(Collected data)
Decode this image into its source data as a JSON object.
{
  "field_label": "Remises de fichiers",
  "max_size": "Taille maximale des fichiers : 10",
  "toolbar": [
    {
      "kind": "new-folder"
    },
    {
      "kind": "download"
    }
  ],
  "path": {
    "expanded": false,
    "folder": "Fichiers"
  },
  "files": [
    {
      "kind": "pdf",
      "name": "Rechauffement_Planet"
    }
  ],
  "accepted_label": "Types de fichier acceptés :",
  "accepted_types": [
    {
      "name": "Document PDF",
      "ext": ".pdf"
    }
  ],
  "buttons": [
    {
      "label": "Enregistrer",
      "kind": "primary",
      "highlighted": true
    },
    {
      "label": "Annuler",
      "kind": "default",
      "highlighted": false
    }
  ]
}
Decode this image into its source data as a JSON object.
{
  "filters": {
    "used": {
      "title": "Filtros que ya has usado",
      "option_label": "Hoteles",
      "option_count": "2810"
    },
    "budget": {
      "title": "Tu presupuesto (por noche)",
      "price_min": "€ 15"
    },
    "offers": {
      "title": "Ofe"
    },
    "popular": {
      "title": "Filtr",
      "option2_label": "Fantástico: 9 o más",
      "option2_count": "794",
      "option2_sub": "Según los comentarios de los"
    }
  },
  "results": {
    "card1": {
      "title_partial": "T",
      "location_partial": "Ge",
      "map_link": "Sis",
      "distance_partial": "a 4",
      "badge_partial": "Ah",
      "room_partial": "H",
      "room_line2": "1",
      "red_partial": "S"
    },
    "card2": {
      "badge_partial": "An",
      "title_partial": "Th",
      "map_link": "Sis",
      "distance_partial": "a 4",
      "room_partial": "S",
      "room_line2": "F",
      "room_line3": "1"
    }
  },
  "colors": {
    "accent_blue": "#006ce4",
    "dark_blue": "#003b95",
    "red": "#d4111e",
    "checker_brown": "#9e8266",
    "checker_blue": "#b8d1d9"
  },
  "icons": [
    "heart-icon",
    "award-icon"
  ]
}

### Requirements
Locate all lines holding the word "kind", then copy them out.

### Reply to the task
      "kind": "new-folder"
      "kind": "download"
      "kind": "pdf",
      "kind": "primary",
      "kind": "default",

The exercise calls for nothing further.